• Requirement: Omit all pictures, then retype the data exactly as given.

• Material for the task:
########################################
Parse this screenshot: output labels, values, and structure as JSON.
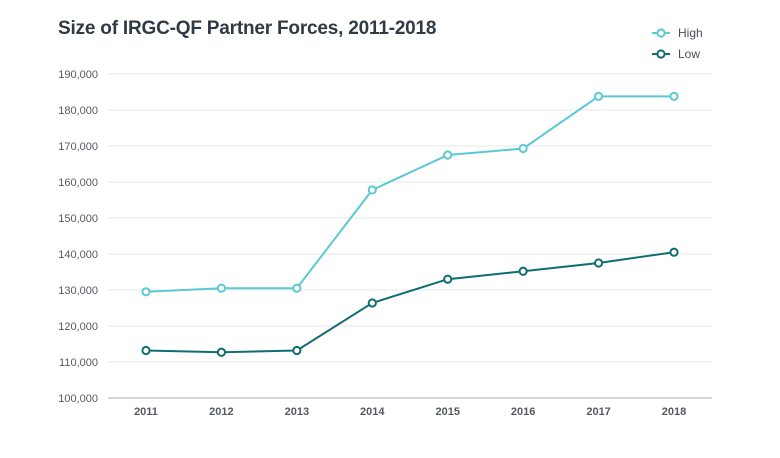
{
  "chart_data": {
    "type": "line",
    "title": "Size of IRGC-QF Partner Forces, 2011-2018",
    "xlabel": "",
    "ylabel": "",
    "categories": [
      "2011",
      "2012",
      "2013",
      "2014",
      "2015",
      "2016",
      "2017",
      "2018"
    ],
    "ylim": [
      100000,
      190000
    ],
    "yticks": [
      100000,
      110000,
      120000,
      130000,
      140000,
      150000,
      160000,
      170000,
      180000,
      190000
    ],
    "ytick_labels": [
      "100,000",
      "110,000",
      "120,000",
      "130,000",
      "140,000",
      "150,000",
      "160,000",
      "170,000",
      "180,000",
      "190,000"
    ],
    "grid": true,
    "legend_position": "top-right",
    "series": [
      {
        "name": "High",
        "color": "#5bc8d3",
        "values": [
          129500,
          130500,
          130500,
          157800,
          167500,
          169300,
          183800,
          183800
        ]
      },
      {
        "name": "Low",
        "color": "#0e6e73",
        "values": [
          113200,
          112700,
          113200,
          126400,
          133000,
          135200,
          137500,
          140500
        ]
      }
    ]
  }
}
########################################
• Solution to the exercise:
Parse this screenshot: output labels, values, and structure as JSON.
{
  "chart_data": {
    "type": "line",
    "title": "Size of IRGC-QF Partner Forces, 2011-2018",
    "xlabel": "",
    "ylabel": "",
    "categories": [
      "2011",
      "2012",
      "2013",
      "2014",
      "2015",
      "2016",
      "2017",
      "2018"
    ],
    "ylim": [
      100000,
      190000
    ],
    "yticks": [
      100000,
      110000,
      120000,
      130000,
      140000,
      150000,
      160000,
      170000,
      180000,
      190000
    ],
    "ytick_labels": [
      "100,000",
      "110,000",
      "120,000",
      "130,000",
      "140,000",
      "150,000",
      "160,000",
      "170,000",
      "180,000",
      "190,000"
    ],
    "grid": true,
    "legend_position": "top-right",
    "series": [
      {
        "name": "High",
        "color": "#5bc8d3",
        "values": [
          129500,
          130500,
          130500,
          157800,
          167500,
          169300,
          183800,
          183800
        ]
      },
      {
        "name": "Low",
        "color": "#0e6e73",
        "values": [
          113200,
          112700,
          113200,
          126400,
          133000,
          135200,
          137500,
          140500
        ]
      }
    ]
  }
}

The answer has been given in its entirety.